Write out each record below exactly as it appears, with no pictures.

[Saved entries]
::::
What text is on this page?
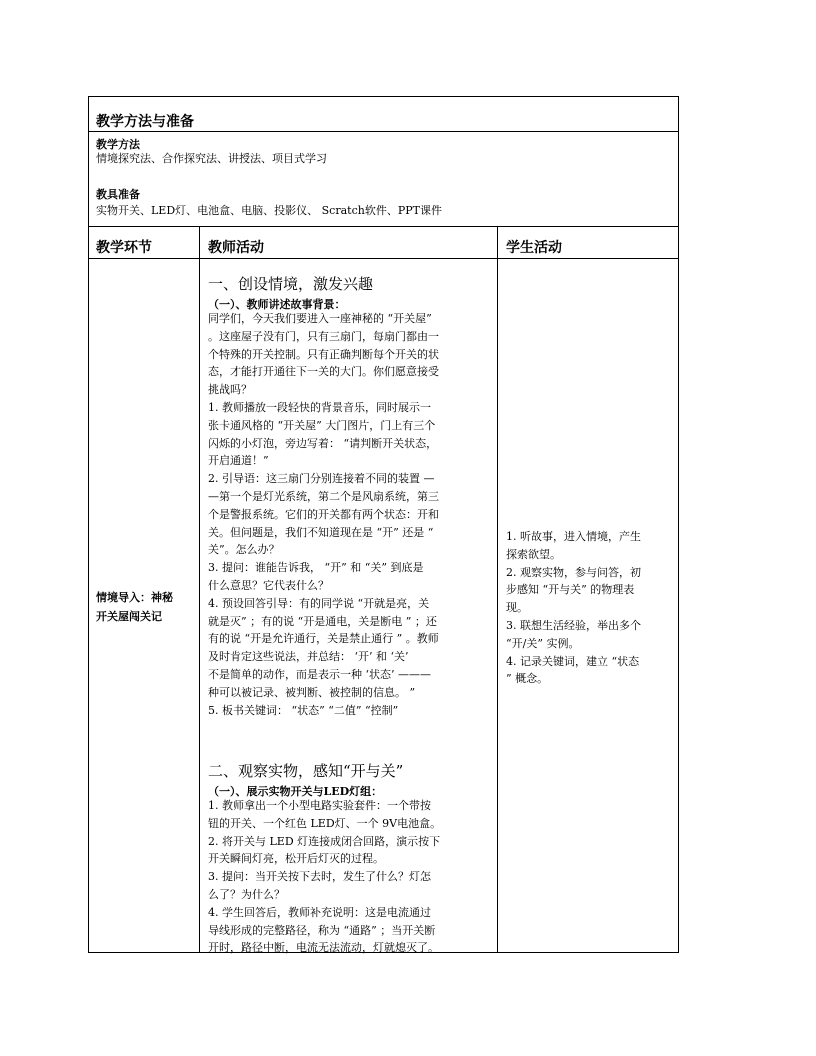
教学方法与准备
教学方法
情境探究法、合作探究法、讲授法、项目式学习
教具准备
实物开关、LED灯、电池盒、电脑、投影仪、 Scratch软件、PPT课件
教学环节	教师活动	学生活动
情境导入：神秘
开关屋闯关记
一、创设情境，激发兴趣
（一）、教师讲述故事背景：
同学们，今天我们要进入一座神秘的 “开关屋”
。这座屋子没有门，只有三扇门，每扇门都由一
个特殊的开关控制。只有正确判断每个开关的状
态，才能打开通往下一关的大门。你们愿意接受
挑战吗？
1. 教师播放一段轻快的背景音乐，同时展示一
张卡通风格的 “开关屋” 大门图片，门上有三个
闪烁的小灯泡，旁边写着： “请判断开关状态，
开启通道！”
2. 引导语：这三扇门分别连接着不同的装置 —
—第一个是灯光系统，第二个是风扇系统，第三
个是警报系统。它们的开关都有两个状态：开和
关。但问题是，我们不知道现在是 “开” 还是 “
关”。怎么办？
3. 提问：谁能告诉我， “开” 和 “关” 到底是
什么意思？它代表什么？
4. 预设回答引导：有的同学说 “开就是亮，关
就是灭” ；有的说 “开是通电，关是断电 ” ；还
有的说 “开是允许通行，关是禁止通行 ” 。教师
及时肯定这些说法，并总结： ‘开’ 和 ‘关’
不是简单的动作，而是表示一种 ‘状态’ ———
种可以被记录、被判断、被控制的信息。 ”
5. 板书关键词： “状态” “二值” “控制”
二、观察实物，感知“开与关”
（一）、展示实物开关与LED灯组：
1. 教师拿出一个小型电路实验套件：一个带按
钮的开关、一个红色 LED灯、一个 9V电池盒。
2. 将开关与 LED 灯连接成闭合回路，演示按下
开关瞬间灯亮，松开后灯灭的过程。
3. 提问：当开关按下去时，发生了什么？灯怎
么了？为什么？
4. 学生回答后，教师补充说明：这是电流通过
导线形成的完整路径，称为 “通路” ；当开关断
开时，路径中断，电流无法流动，灯就熄灭了。
1. 听故事，进入情境，产生
探索欲望。
2. 观察实物，参与问答，初
步感知 “开与关” 的物理表
现。
3. 联想生活经验，举出多个
“开/关” 实例。
4. 记录关键词，建立 “状态
” 概念。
::::
> **WRITTEN SOLUTION**
What text is on this page?
教学方法与准备
教学方法
情境探究法、合作探究法、讲授法、项目式学习
教具准备
实物开关、LED灯、电池盒、电脑、投影仪、 Scratch软件、PPT课件
教学环节	教师活动	学生活动
情境导入：神秘
开关屋闯关记
一、创设情境，激发兴趣
（一）、教师讲述故事背景：
同学们，今天我们要进入一座神秘的 “开关屋”
。这座屋子没有门，只有三扇门，每扇门都由一
个特殊的开关控制。只有正确判断每个开关的状
态，才能打开通往下一关的大门。你们愿意接受
挑战吗？
1. 教师播放一段轻快的背景音乐，同时展示一
张卡通风格的 “开关屋” 大门图片，门上有三个
闪烁的小灯泡，旁边写着： “请判断开关状态，
开启通道！”
2. 引导语：这三扇门分别连接着不同的装置 —
—第一个是灯光系统，第二个是风扇系统，第三
个是警报系统。它们的开关都有两个状态：开和
关。但问题是，我们不知道现在是 “开” 还是 “
关”。怎么办？
3. 提问：谁能告诉我， “开” 和 “关” 到底是
什么意思？它代表什么？
4. 预设回答引导：有的同学说 “开就是亮，关
就是灭” ；有的说 “开是通电，关是断电 ” ；还
有的说 “开是允许通行，关是禁止通行 ” 。教师
及时肯定这些说法，并总结： ‘开’ 和 ‘关’
不是简单的动作，而是表示一种 ‘状态’ ———
种可以被记录、被判断、被控制的信息。 ”
5. 板书关键词： “状态” “二值” “控制”
二、观察实物，感知“开与关”
（一）、展示实物开关与LED灯组：
1. 教师拿出一个小型电路实验套件：一个带按
钮的开关、一个红色 LED灯、一个 9V电池盒。
2. 将开关与 LED 灯连接成闭合回路，演示按下
开关瞬间灯亮，松开后灯灭的过程。
3. 提问：当开关按下去时，发生了什么？灯怎
么了？为什么？
4. 学生回答后，教师补充说明：这是电流通过
导线形成的完整路径，称为 “通路” ；当开关断
开时，路径中断，电流无法流动，灯就熄灭了。
1. 听故事，进入情境，产生
探索欲望。
2. 观察实物，参与问答，初
步感知 “开与关” 的物理表
现。
3. 联想生活经验，举出多个
“开/关” 实例。
4. 记录关键词，建立 “状态
” 概念。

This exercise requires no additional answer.